# Excerpted passage
▬▬▬

Definition. Let \(X_{1},\cdots ,X_{n}\) be i.i.d. random variables with p.d.f. \(f(\cdot ;\theta )\), where \(\theta\in\Omega\subseteq\mathbb{R}\), and let \(U=U(X_{1},\cdots ,X_{n})\) be a statistic. Then, we say that \(U\) is unbiased statistic for \(\theta\) when \(\mathbb{E}_{\theta}U=\theta\) for every \(\theta\in\Omega\). \(\sharp\)
Theorem. (Rao-Blackwell). Let \(X_{1},\cdots X_{n}\) be i.i.d. random variables with p.d.f. \(f(\cdot ;\theta )\), where \(\theta\in\Omega\subseteq\mathbb{R}\), and let \({\bf T}=(T_{1},\cdots ,T_{m})\), \(T_{j}=T_{j}(X_{1},\cdots ,X_{n})\) for \(j=1,\cdots ,m\) be a sufficient statistic for \(\theta\). Let \(U=U(X_{1},\cdots ,X_{n})\) be an unbiased statistic for \(\theta\) which is not a function of \({\bf T}\) alone (with probability one). Set \(\phi ({\bf t})=\mathbb{E}_{\theta} (U|{\bf T}={\bf t})\). Then, we have the following properties.
(i) The random variable \(\phi ({\bf T})\) is a function of the sufficient statistic \({\bf T}\) alone.
(ii) \(\phi ({\bf T})\) is an unbiased statistic for \(\theta\).
(iii) We have \(\sigma_{\theta}^{2}[\phi ({\bf T})]<\sigma_{\theta}^{2}(U)\) for \(\theta\in\Omega\), provided \(\mathbb{E}_{\theta} U^{2}<\infty\). \(\sharp\)

▬▬▬

# Task to complete
Can you transcribe the part of the Rao-Blackwell passage starting with "(i) The random" and going on through "unbiased statistic for \(\theta\)."?

Element position data:
▬▬▬

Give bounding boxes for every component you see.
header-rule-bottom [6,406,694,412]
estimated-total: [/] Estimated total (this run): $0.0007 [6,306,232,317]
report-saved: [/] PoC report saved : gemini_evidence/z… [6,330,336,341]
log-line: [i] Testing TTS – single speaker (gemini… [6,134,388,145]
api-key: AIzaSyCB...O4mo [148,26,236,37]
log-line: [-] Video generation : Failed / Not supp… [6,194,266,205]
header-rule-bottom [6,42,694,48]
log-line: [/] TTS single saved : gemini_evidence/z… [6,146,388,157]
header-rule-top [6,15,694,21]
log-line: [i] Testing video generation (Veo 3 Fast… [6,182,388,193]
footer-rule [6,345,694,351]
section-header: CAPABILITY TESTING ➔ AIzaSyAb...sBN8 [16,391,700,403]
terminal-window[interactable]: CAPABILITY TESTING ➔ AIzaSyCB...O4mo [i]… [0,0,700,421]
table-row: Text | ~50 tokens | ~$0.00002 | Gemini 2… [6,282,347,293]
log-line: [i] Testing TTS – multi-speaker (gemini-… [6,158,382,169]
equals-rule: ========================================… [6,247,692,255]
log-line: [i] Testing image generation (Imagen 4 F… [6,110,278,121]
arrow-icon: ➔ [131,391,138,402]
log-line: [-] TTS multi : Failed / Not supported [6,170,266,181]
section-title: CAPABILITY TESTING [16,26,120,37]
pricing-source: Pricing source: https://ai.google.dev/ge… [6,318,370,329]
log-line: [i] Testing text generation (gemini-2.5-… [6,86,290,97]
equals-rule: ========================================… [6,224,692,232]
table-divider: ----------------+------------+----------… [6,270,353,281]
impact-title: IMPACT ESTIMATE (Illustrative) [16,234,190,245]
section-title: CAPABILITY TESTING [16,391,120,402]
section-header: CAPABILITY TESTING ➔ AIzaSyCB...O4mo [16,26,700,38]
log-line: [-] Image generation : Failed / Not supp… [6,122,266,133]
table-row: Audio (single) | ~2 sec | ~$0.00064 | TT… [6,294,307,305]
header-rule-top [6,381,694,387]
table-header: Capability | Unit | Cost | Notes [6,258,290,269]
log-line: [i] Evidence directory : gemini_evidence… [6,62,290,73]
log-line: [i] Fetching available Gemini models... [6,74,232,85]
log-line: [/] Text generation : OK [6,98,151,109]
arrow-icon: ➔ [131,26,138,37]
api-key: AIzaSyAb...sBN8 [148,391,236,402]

▬▬▬

# Written reply
(i) The random variable \(\phi ({\bf T})\) is a function of the sufficient statistic \({\bf T}\) alone.
(ii) \(\phi ({\bf T})\) is an unbiased statistic for \(\theta\).